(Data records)
----

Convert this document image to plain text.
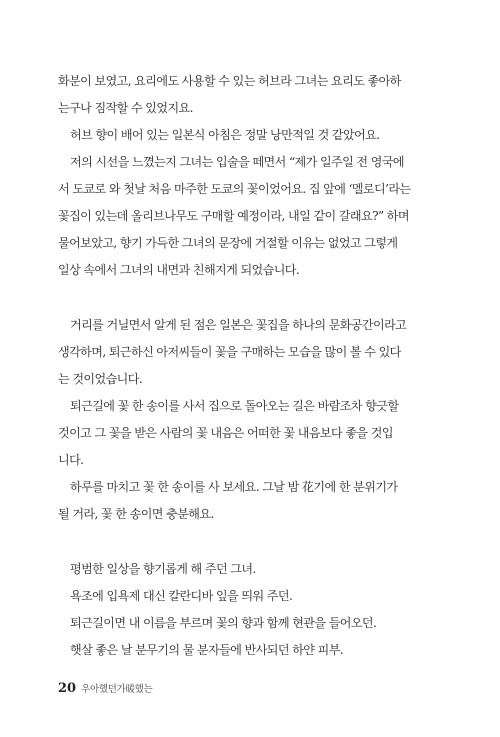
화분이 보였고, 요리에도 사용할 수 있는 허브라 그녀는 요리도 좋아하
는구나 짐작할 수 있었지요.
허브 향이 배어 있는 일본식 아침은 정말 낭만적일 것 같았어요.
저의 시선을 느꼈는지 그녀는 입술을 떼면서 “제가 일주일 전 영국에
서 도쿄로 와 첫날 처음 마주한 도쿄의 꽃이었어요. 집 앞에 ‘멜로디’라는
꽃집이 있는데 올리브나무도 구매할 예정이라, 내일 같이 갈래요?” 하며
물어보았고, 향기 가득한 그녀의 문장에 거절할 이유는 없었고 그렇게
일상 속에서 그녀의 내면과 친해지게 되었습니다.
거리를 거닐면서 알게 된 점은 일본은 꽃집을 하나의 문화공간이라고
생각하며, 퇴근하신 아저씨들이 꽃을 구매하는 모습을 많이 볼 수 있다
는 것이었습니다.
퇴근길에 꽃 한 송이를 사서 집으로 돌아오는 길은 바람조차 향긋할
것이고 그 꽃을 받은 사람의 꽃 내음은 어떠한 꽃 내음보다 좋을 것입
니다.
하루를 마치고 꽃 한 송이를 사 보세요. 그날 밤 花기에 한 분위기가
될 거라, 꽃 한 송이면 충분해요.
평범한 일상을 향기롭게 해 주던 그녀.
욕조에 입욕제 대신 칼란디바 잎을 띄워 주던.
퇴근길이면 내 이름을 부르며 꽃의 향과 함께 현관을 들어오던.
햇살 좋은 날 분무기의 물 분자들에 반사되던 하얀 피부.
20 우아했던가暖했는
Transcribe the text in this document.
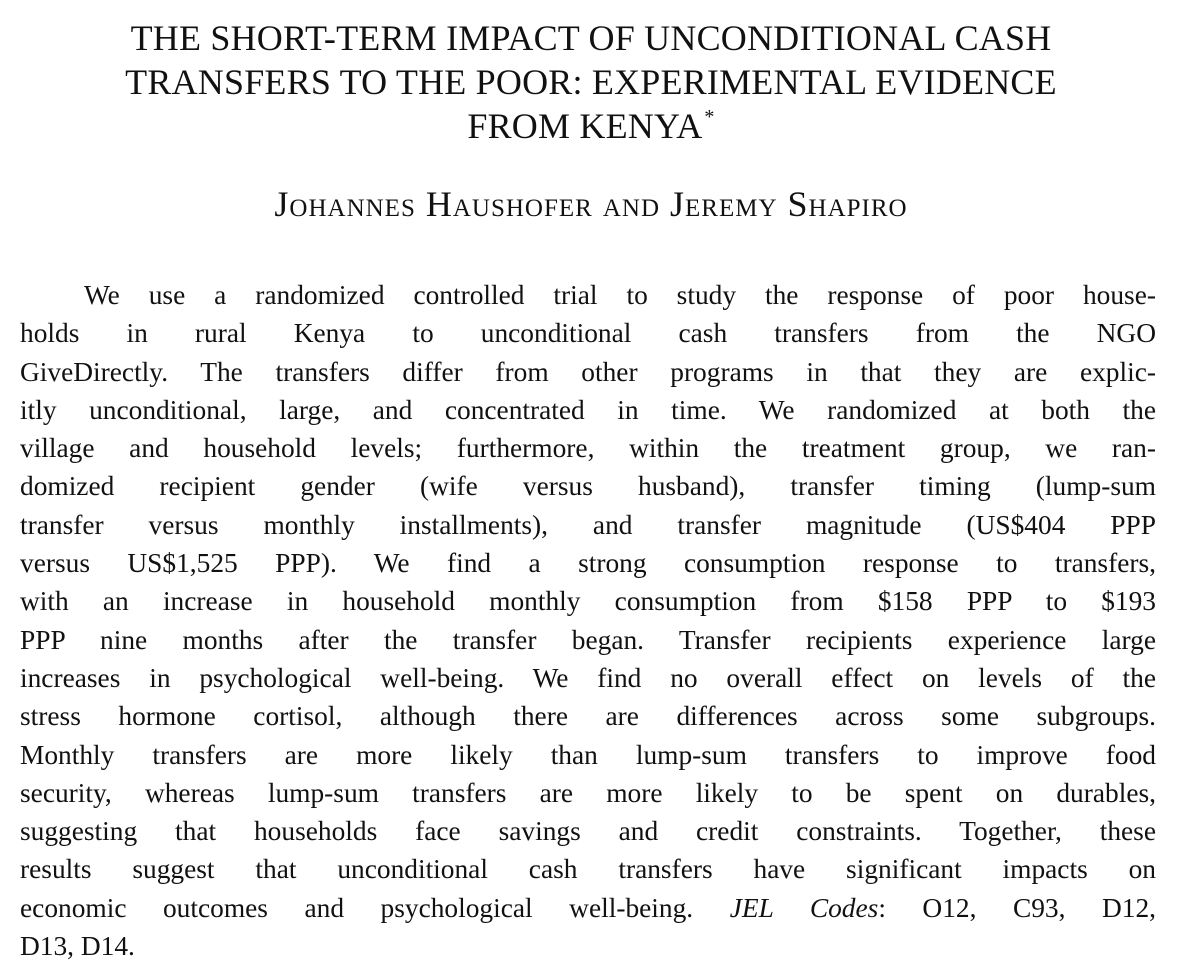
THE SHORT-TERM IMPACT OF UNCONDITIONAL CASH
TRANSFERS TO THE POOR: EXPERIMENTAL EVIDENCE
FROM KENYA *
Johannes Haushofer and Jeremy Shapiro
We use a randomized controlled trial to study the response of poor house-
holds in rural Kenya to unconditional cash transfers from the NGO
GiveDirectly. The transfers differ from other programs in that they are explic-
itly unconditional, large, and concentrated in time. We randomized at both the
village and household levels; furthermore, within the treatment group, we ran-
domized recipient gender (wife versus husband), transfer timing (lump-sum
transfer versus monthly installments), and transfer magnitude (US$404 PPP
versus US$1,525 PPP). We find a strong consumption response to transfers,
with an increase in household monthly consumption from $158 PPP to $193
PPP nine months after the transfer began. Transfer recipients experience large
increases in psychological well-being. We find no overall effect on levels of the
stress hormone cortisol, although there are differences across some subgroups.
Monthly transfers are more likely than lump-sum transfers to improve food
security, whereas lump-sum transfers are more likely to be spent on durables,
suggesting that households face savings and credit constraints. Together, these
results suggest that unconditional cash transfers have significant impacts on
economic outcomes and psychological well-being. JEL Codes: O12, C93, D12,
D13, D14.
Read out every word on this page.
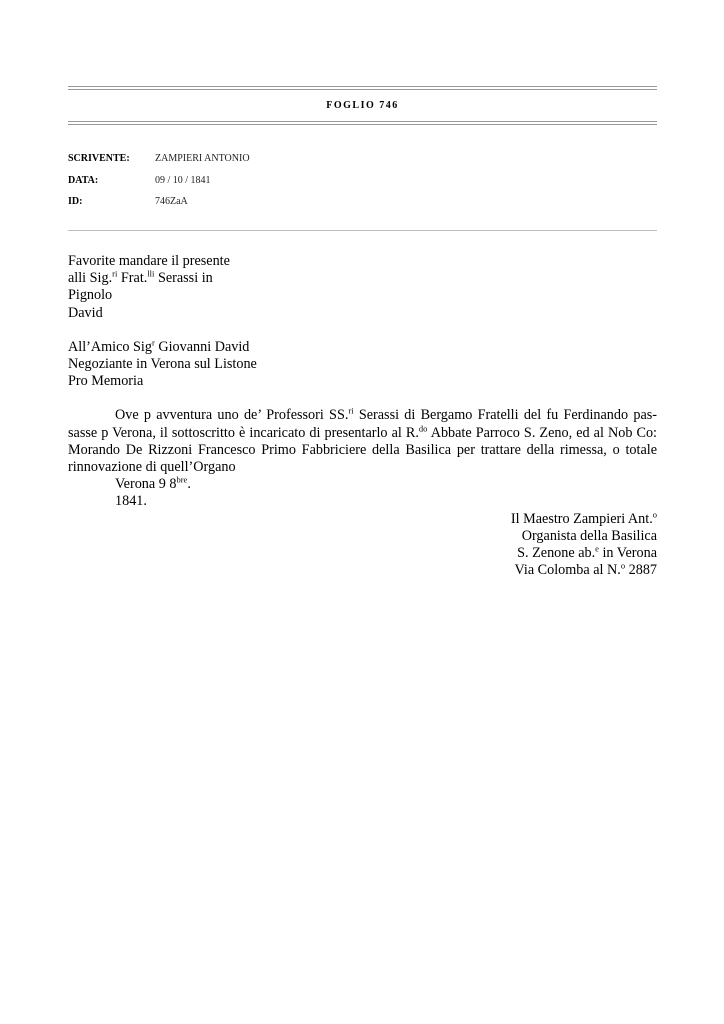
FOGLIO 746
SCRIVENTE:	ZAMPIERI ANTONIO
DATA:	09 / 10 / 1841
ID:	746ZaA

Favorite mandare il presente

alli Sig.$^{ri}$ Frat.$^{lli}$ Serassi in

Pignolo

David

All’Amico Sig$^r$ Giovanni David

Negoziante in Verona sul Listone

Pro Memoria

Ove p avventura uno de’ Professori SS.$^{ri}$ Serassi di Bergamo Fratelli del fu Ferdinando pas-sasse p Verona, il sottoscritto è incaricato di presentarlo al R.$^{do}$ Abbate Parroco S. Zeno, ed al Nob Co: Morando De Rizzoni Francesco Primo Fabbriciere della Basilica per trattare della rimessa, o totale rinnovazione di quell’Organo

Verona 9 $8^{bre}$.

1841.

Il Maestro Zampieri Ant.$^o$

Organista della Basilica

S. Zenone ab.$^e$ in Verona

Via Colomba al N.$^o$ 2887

----

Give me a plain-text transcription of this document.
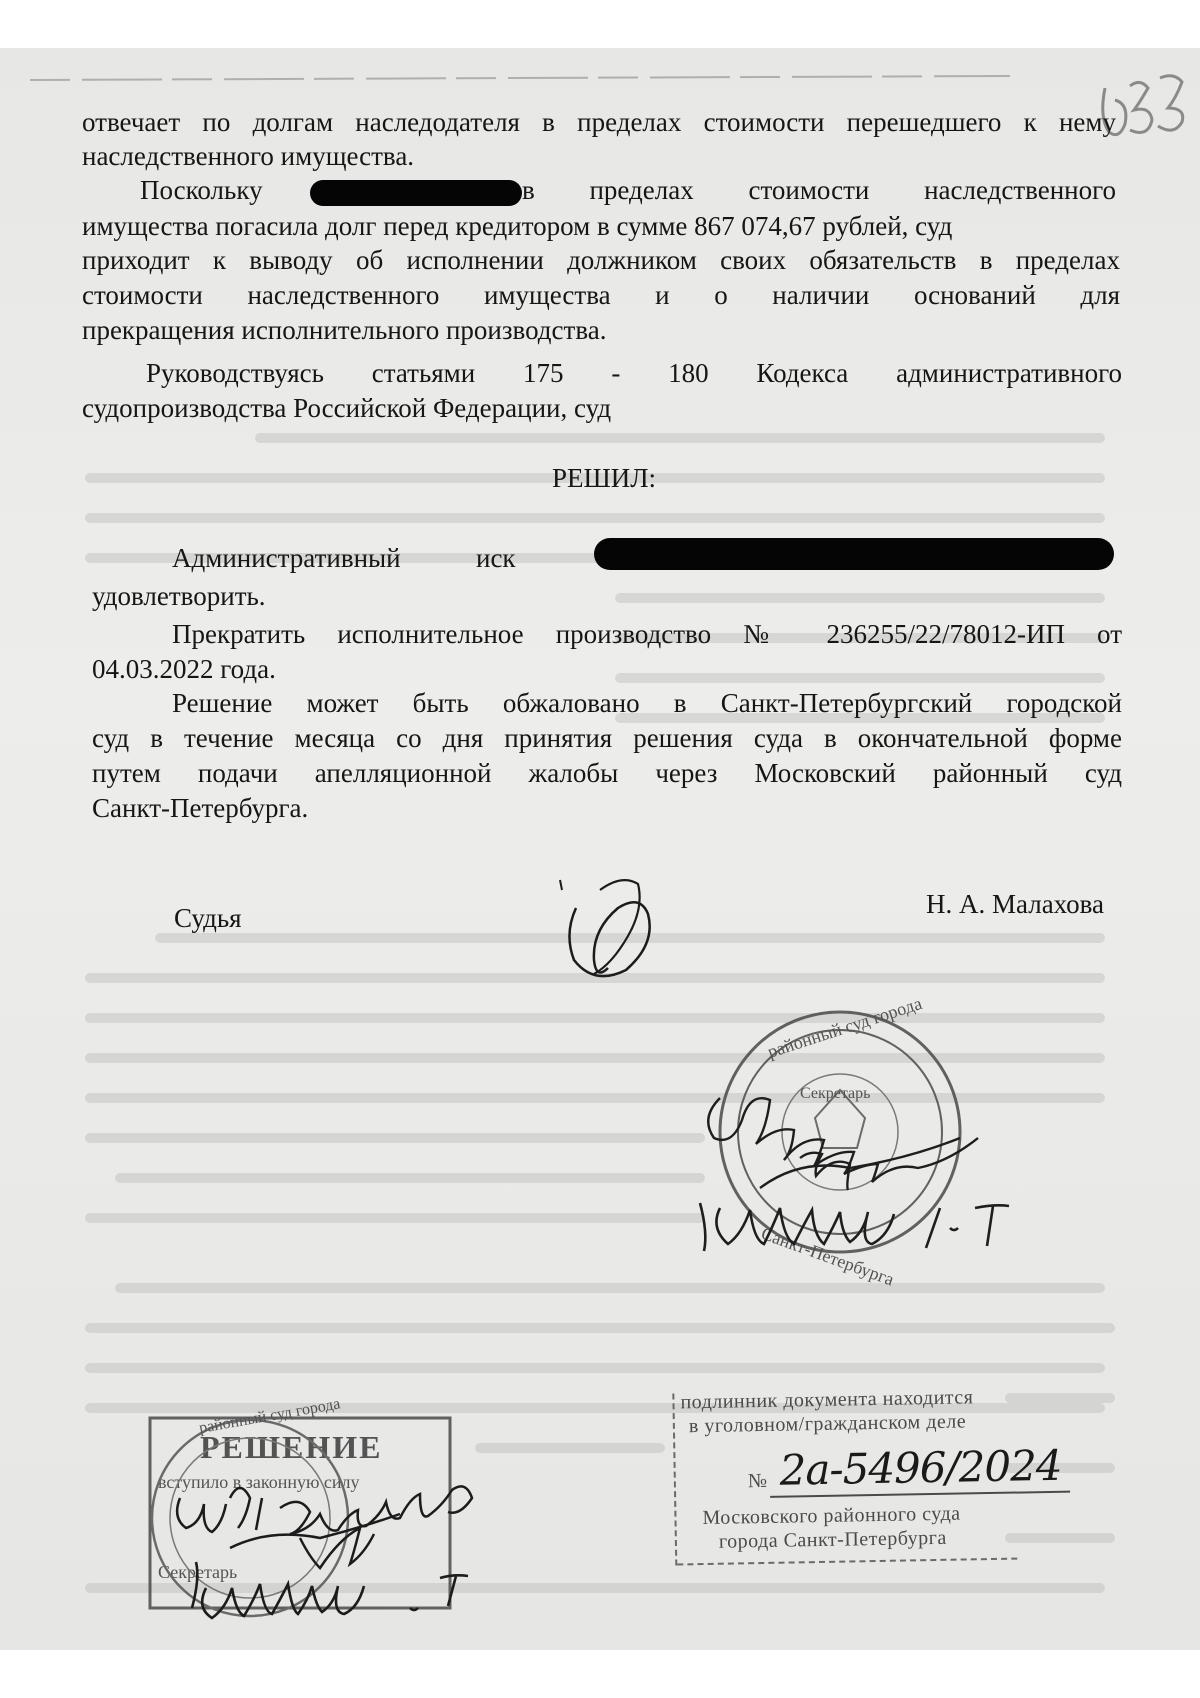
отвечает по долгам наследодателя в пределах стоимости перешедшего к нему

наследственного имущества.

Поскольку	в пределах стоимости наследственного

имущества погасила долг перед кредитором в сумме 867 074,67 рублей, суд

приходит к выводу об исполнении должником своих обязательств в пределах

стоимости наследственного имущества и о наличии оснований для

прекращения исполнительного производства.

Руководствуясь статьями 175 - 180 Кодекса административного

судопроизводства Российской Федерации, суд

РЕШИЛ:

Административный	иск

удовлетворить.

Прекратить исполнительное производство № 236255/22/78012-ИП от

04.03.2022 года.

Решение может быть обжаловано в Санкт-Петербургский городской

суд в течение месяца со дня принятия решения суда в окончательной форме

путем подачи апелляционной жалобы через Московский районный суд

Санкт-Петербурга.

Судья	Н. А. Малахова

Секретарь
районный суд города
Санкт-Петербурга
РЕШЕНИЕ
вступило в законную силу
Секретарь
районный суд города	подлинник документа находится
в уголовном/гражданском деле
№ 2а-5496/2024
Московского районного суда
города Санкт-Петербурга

----

§ **WORK TO COMPLETE**
Wherever the string "consumption" appears in the entries above, list that line.

§ **SOLUTION**
versus US$1,525 PPP). We find a strong consumption response to transfers,
with an increase in household monthly consumption from $158 PPP to $193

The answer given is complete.